# GIVEN REQUEST
Here are some records; copy every line that holds the word "AATGGAGATATCGATATTATGTCCTTGAAGCGAATGCTGGAGAAACTTGGGGTTCCCAAGACCCATCTA".

* begin PROVIDED MATERIAL *

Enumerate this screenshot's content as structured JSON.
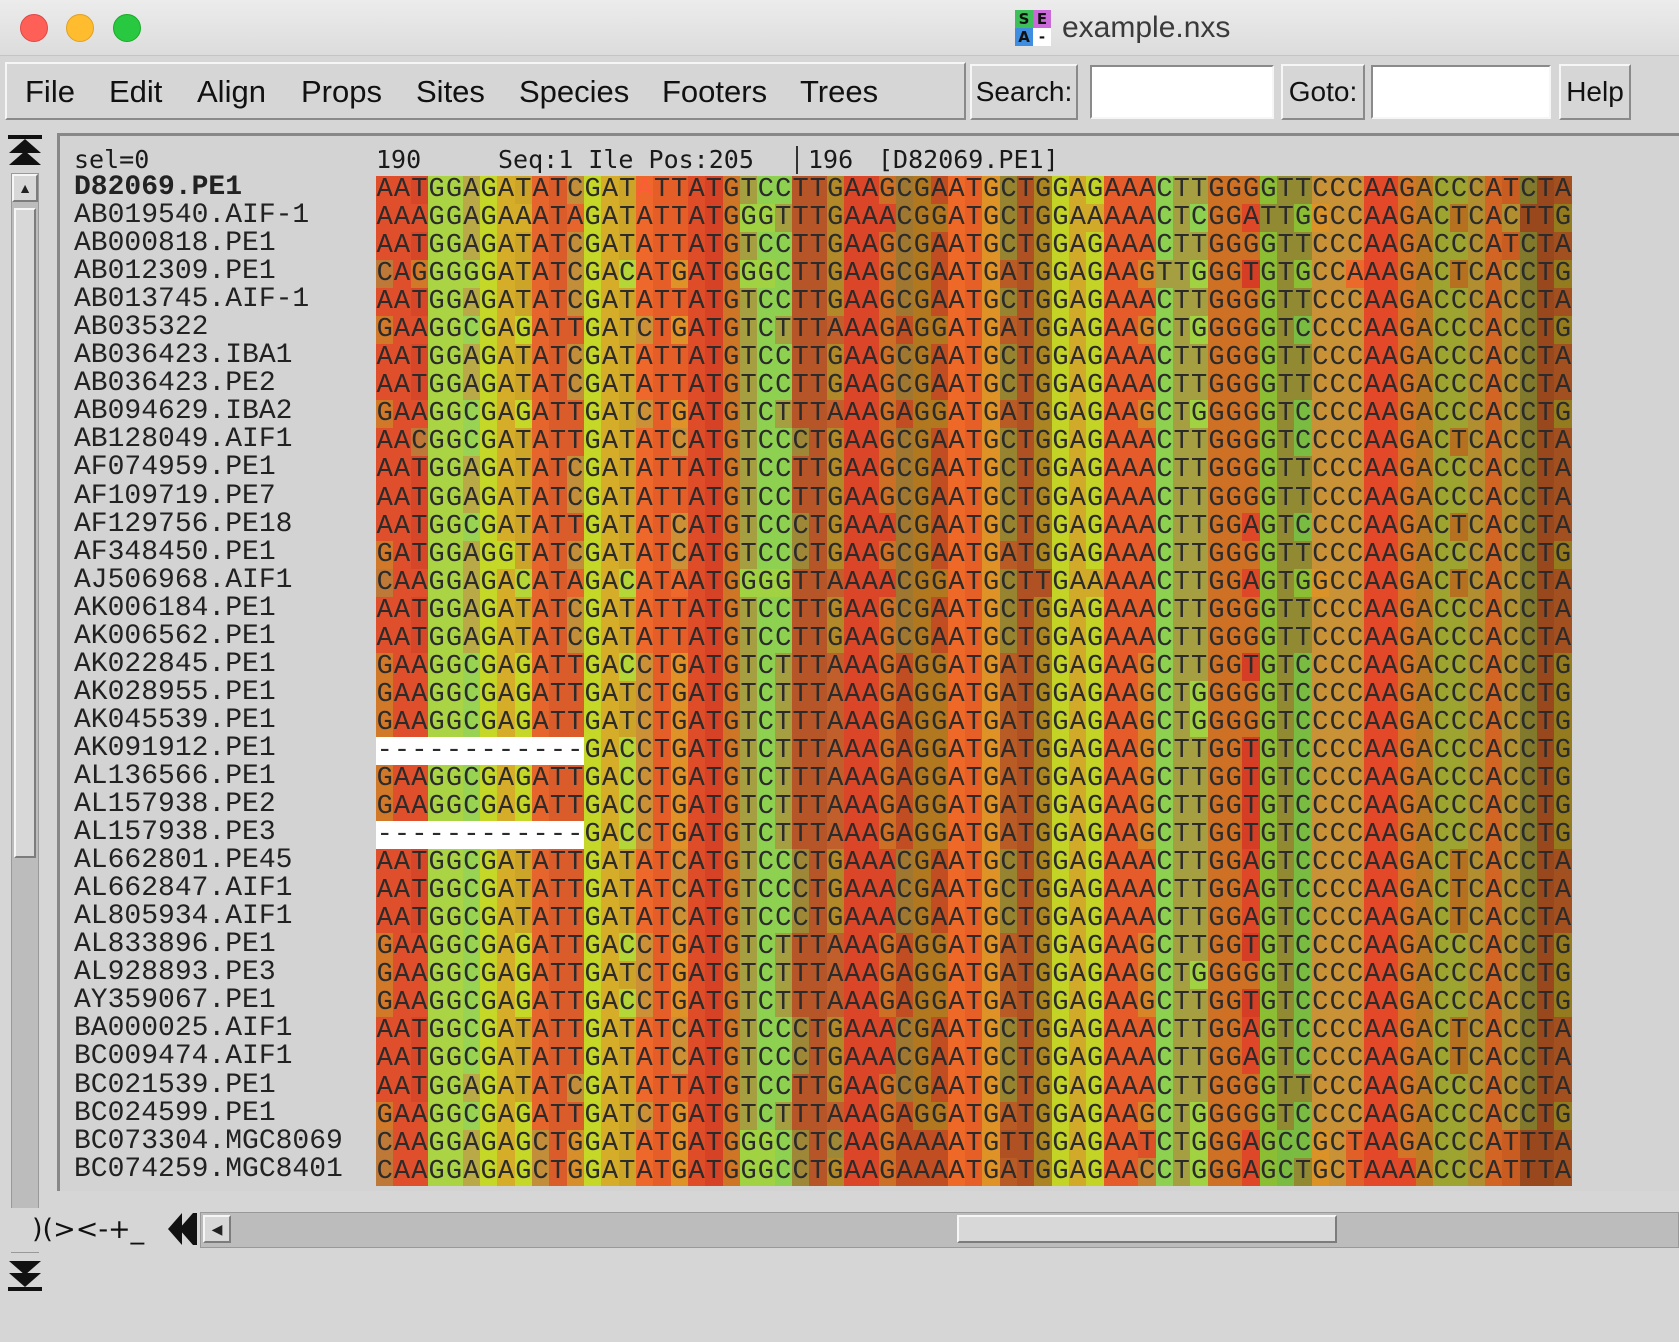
{
  "window": {
    "title": "example.nxs",
    "icon_letters": [
      "S",
      "E",
      "A",
      "-"
    ]
  },
  "menu": {
    "items": [
      "File",
      "Edit",
      "Align",
      "Props",
      "Sites",
      "Species",
      "Footers",
      "Trees"
    ],
    "search_label": "Search:",
    "search_value": "",
    "goto_label": "Goto:",
    "goto_value": "",
    "help_label": "Help"
  },
  "status": {
    "selection": "sel=0",
    "column_start": "190",
    "cursor_info": "Seq:1 Ile Pos:205",
    "cursor_column": "196",
    "cursor_sequence": "[D82069.PE1]"
  },
  "bottom": {
    "gap_symbols": ")(><-+_"
  },
  "colors": {
    "A": "#ed5c2c",
    "C": "#8ed150",
    "G": "#c3d525",
    "T": "#d34125",
    "accent_sequence_highlight": "#111111"
  },
  "alignment": {
    "column_palette": [
      "#d8482a",
      "#9ed455",
      "#c8d928",
      "#e06a2e",
      "#c8d928",
      "#ee6e2a",
      "#d64326",
      "#8ed150",
      "#a7602a",
      "#d33a26",
      "#a9461e",
      "#ee6f26",
      "#9c5a20",
      "#c3d427",
      "#e15a28",
      "#8ed150",
      "#d63b24",
      "#6fb13b",
      "#e8702a",
      "#dd3f28",
      "#a58b1e",
      "#c46a1e",
      "#7a4a18"
    ],
    "rows": [
      {
        "name": "D82069.PE1",
        "seq": "AATGGAGATATCGATATTATGTCCTTGAAGCGAATGCTGGAGAAACTTGGGGTTCCCAAGACCCATCTA",
        "ref": true,
        "cursor": 15
      },
      {
        "name": "AB019540.AIF-1",
        "seq": "AAAGGAGAAATAGATATTATGGGTTTGAAACGGATGCTGGAAAAACTCGGATTGGCCAAGACTCACTTG"
      },
      {
        "name": "AB000818.PE1",
        "seq": "AATGGAGATATCGATATTATGTCCTTGAAGCGAATGCTGGAGAAACTTGGGGTTCCCAAGACCCATCTA"
      },
      {
        "name": "AB012309.PE1",
        "seq": "CAGGGGGATATCGACATGATGGGCTTGAAGCGAATGATGGAGAAGTTGGGTGTGCCAAAGACTCACCTG"
      },
      {
        "name": "AB013745.AIF-1",
        "seq": "AATGGAGATATCGATATTATGTCCTTGAAGCGAATGCTGGAGAAACTTGGGGTTCCCAAGACCCACCTA"
      },
      {
        "name": "AB035322",
        "seq": "GAAGGCGAGATTGATCTGATGTCTTTAAAGAGGATGATGGAGAAGCTGGGGGTCCCCAAGACCCACCTG"
      },
      {
        "name": "AB036423.IBA1",
        "seq": "AATGGAGATATCGATATTATGTCCTTGAAGCGAATGCTGGAGAAACTTGGGGTTCCCAAGACCCACCTA"
      },
      {
        "name": "AB036423.PE2",
        "seq": "AATGGAGATATCGATATTATGTCCTTGAAGCGAATGCTGGAGAAACTTGGGGTTCCCAAGACCCACCTA"
      },
      {
        "name": "AB094629.IBA2",
        "seq": "GAAGGCGAGATTGATCTGATGTCTTTAAAGAGGATGATGGAGAAGCTGGGGGTCCCCAAGACCCACCTG"
      },
      {
        "name": "AB128049.AIF1",
        "seq": "AACGGCGATATTGATATCATGTCCCTGAAGCGAATGCTGGAGAAACTTGGGGTCCCCAAGACTCACCTA"
      },
      {
        "name": "AF074959.PE1",
        "seq": "AATGGAGATATCGATATTATGTCCTTGAAGCGAATGCTGGAGAAACTTGGGGTTCCCAAGACCCACCTA"
      },
      {
        "name": "AF109719.PE7",
        "seq": "AATGGAGATATCGATATTATGTCCTTGAAGCGAATGCTGGAGAAACTTGGGGTTCCCAAGACCCACCTA"
      },
      {
        "name": "AF129756.PE18",
        "seq": "AATGGCGATATTGATATCATGTCCCTGAAACGAATGCTGGAGAAACTTGGAGTCCCCAAGACTCACCTA"
      },
      {
        "name": "AF348450.PE1",
        "seq": "GATGGAGGTATCGATATCATGTCCCTGAAGCGAATGATGGAGAAACTTGGGGTTCCCAAGACCCACCTG"
      },
      {
        "name": "AJ506968.AIF1",
        "seq": "CAAGGAGACATAGACATAATGGGGTTAAAACGGATGCTTGAAAAACTTGGAGTGGCCAAGACTCACCTA"
      },
      {
        "name": "AK006184.PE1",
        "seq": "AATGGAGATATCGATATTATGTCCTTGAAGCGAATGCTGGAGAAACTTGGGGTTCCCAAGACCCACCTA"
      },
      {
        "name": "AK006562.PE1",
        "seq": "AATGGAGATATCGATATTATGTCCTTGAAGCGAATGCTGGAGAAACTTGGGGTTCCCAAGACCCACCTA"
      },
      {
        "name": "AK022845.PE1",
        "seq": "GAAGGCGAGATTGACCTGATGTCTTTAAAGAGGATGATGGAGAAGCTTGGTGTCCCCAAGACCCACCTG"
      },
      {
        "name": "AK028955.PE1",
        "seq": "GAAGGCGAGATTGATCTGATGTCTTTAAAGAGGATGATGGAGAAGCTGGGGGTCCCCAAGACCCACCTG"
      },
      {
        "name": "AK045539.PE1",
        "seq": "GAAGGCGAGATTGATCTGATGTCTTTAAAGAGGATGATGGAGAAGCTGGGGGTCCCCAAGACCCACCTG"
      },
      {
        "name": "AK091912.PE1",
        "seq": "------------GACCTGATGTCTTTAAAGAGGATGATGGAGAAGCTTGGTGTCCCCAAGACCCACCTG"
      },
      {
        "name": "AL136566.PE1",
        "seq": "GAAGGCGAGATTGACCTGATGTCTTTAAAGAGGATGATGGAGAAGCTTGGTGTCCCCAAGACCCACCTG"
      },
      {
        "name": "AL157938.PE2",
        "seq": "GAAGGCGAGATTGACCTGATGTCTTTAAAGAGGATGATGGAGAAGCTTGGTGTCCCCAAGACCCACCTG"
      },
      {
        "name": "AL157938.PE3",
        "seq": "------------GACCTGATGTCTTTAAAGAGGATGATGGAGAAGCTTGGTGTCCCCAAGACCCACCTG"
      },
      {
        "name": "AL662801.PE45",
        "seq": "AATGGCGATATTGATATCATGTCCCTGAAACGAATGCTGGAGAAACTTGGAGTCCCCAAGACTCACCTA"
      },
      {
        "name": "AL662847.AIF1",
        "seq": "AATGGCGATATTGATATCATGTCCCTGAAACGAATGCTGGAGAAACTTGGAGTCCCCAAGACTCACCTA"
      },
      {
        "name": "AL805934.AIF1",
        "seq": "AATGGCGATATTGATATCATGTCCCTGAAACGAATGCTGGAGAAACTTGGAGTCCCCAAGACTCACCTA"
      },
      {
        "name": "AL833896.PE1",
        "seq": "GAAGGCGAGATTGACCTGATGTCTTTAAAGAGGATGATGGAGAAGCTTGGTGTCCCCAAGACCCACCTG"
      },
      {
        "name": "AL928893.PE3",
        "seq": "GAAGGCGAGATTGATCTGATGTCTTTAAAGAGGATGATGGAGAAGCTGGGGGTCCCCAAGACCCACCTG"
      },
      {
        "name": "AY359067.PE1",
        "seq": "GAAGGCGAGATTGACCTGATGTCTTTAAAGAGGATGATGGAGAAGCTTGGTGTCCCCAAGACCCACCTG"
      },
      {
        "name": "BA000025.AIF1",
        "seq": "AATGGCGATATTGATATCATGTCCCTGAAACGAATGCTGGAGAAACTTGGAGTCCCCAAGACTCACCTA"
      },
      {
        "name": "BC009474.AIF1",
        "seq": "AATGGCGATATTGATATCATGTCCCTGAAACGAATGCTGGAGAAACTTGGAGTCCCCAAGACTCACCTA"
      },
      {
        "name": "BC021539.PE1",
        "seq": "AATGGAGATATCGATATTATGTCCTTGAAGCGAATGCTGGAGAAACTTGGGGTTCCCAAGACCCACCTA"
      },
      {
        "name": "BC024599.PE1",
        "seq": "GAAGGCGAGATTGATCTGATGTCTTTAAAGAGGATGATGGAGAAGCTGGGGGTCCCCAAGACCCACCTG"
      },
      {
        "name": "BC073304.MGC8069",
        "seq": "CAAGGAGAGCTGGATATGATGGGCCTCAAGAAAATGTTGGAGAATCTGGGAGCCGCTAAGACCCATTTA"
      },
      {
        "name": "BC074259.MGC8401",
        "seq": "CAAGGAGAGCTGGATATGATGGGCCTGAAGAAAATGATGGAGAACCTGGGAGCTGCTAAAACCCATTTA"
      }
    ]
  }
}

* end PROVIDED MATERIAL *

# EXERCISE RESPONSE
        "seq": "AATGGAGATATCGATATTATGTCCTTGAAGCGAATGCTGGAGAAACTTGGGGTTCCCAAGACCCATCTA",
        "seq": "AATGGAGATATCGATATTATGTCCTTGAAGCGAATGCTGGAGAAACTTGGGGTTCCCAAGACCCATCTA"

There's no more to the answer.